▶ Passage shown:
+-------+
With some inspiration from the OpenHardwareMonitor Project i have made myself a nice gadget to monitor CPU and GPU metrics Temperature, Load, etc.

It works fine but I am running in to a PInvokeStackImbalance warning when calling the NVidia Driver Methods and don't think is wise to ignore them.

However after weeks of experimentation (with NVidia Documentaion in hand) I still can't figure out how to define and use the Drivers Structs and Methods in such a way that VS 2015 is happy with - Which is strange because there are no warnings in the OpenHardwareMonitor Project despite using the exact same code.

Hopefully someone here can point me in the right direction.
+-------+
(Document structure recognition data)
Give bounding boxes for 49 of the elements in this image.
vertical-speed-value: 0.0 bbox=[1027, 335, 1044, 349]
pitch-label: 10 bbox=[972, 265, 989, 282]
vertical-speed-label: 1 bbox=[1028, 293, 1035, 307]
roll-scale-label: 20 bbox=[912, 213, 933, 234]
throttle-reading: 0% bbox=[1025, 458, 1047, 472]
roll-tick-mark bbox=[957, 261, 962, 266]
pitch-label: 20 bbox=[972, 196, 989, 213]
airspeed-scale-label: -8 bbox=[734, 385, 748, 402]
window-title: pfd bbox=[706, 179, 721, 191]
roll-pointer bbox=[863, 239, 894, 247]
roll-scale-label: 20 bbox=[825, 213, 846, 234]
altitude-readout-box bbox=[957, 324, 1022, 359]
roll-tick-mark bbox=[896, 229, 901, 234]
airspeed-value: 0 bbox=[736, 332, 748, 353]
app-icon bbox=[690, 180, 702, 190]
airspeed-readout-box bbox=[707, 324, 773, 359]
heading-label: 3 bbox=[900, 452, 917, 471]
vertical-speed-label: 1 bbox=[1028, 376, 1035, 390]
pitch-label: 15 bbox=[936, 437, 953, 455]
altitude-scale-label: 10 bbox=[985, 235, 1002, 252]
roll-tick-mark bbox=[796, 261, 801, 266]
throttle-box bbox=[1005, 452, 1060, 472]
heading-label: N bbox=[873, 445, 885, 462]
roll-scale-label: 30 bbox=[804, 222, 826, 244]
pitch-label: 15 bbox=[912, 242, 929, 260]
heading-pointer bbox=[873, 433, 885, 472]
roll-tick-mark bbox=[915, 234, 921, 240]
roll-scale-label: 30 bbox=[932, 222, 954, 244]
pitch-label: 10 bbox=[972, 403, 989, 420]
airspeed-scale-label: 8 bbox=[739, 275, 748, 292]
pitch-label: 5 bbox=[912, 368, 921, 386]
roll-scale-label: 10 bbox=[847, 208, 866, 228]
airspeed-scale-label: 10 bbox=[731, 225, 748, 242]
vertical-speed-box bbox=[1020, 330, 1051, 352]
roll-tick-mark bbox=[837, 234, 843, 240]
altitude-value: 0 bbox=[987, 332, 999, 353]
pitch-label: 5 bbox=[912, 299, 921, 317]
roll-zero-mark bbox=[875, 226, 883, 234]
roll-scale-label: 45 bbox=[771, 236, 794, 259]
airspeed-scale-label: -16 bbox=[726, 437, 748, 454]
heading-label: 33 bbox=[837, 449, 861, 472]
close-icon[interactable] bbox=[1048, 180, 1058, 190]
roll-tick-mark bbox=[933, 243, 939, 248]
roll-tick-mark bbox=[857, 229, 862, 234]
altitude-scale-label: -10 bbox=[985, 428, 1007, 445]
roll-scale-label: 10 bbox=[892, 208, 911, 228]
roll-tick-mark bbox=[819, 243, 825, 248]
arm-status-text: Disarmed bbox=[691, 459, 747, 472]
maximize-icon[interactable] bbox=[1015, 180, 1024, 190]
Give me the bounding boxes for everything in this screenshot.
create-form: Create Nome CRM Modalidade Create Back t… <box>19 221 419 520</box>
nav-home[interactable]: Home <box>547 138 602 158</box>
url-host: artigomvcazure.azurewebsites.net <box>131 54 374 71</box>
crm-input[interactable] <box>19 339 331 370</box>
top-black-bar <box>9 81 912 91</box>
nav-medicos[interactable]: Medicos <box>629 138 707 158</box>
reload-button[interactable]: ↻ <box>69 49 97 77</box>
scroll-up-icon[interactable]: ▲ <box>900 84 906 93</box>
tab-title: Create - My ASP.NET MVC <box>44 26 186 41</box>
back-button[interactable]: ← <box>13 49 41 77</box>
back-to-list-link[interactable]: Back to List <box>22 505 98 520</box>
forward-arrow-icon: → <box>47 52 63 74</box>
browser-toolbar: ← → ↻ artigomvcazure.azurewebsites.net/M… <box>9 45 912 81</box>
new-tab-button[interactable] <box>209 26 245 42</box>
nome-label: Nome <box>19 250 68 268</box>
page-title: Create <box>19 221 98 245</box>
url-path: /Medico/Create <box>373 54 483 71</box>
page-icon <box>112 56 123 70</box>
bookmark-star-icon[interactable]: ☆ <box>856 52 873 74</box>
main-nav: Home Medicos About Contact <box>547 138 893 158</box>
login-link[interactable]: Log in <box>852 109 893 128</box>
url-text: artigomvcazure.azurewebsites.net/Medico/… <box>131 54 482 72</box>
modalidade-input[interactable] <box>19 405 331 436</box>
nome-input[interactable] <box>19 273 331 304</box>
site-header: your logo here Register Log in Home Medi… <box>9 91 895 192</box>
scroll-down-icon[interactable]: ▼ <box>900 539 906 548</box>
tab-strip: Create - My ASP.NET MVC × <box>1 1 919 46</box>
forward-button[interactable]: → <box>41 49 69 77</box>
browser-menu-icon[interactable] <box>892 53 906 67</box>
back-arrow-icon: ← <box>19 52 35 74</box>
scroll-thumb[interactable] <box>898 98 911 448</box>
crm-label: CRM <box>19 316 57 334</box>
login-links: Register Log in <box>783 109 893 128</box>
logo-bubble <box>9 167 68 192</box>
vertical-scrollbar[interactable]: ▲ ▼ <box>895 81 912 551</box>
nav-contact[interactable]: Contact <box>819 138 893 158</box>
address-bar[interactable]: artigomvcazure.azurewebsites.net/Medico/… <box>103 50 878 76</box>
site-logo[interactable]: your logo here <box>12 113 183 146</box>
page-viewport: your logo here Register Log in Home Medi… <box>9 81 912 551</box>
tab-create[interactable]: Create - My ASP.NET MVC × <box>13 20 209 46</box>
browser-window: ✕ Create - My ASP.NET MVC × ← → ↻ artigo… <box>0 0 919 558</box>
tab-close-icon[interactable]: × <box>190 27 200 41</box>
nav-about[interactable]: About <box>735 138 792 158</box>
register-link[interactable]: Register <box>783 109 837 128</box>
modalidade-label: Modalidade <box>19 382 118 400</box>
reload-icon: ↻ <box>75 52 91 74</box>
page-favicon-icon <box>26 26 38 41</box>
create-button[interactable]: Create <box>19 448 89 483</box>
+-------+
▶ What to do:
1. Using the post about the monitoring gadget, explain in one to three sentences why the writer finds the Visual Studio warnings strange.
2. Answer these questions from the post about the monitoring gadget:
(a) What kinds of metrics does the gadget monitor?
(b) When does the PInvokeStackImbalance warning appear?
(c) How long has the writer been experimenting, and with what in hand?
3. List every distinct name of a project, company, software version, or warning that appears in the post about the monitoring gadget.
None of the rows are used here.

▶ Answer section:
1. The writer finds it strange because the OpenHardwareMonitor Project produces no warnings even though it uses exactly the same code. The writer's own gadget triggers a PInvokeStackImbalance warning when it calls the NVidia Driver Methods.

2.
(a) CPU and GPU metrics, such as temperature and load.
(b) It appears when the NVidia Driver Methods are called.
(c) For weeks, with the NVidia documentation in hand.

3.
- OpenHardwareMonitor Project
- PInvokeStackImbalance
- NVidia
- VS 2015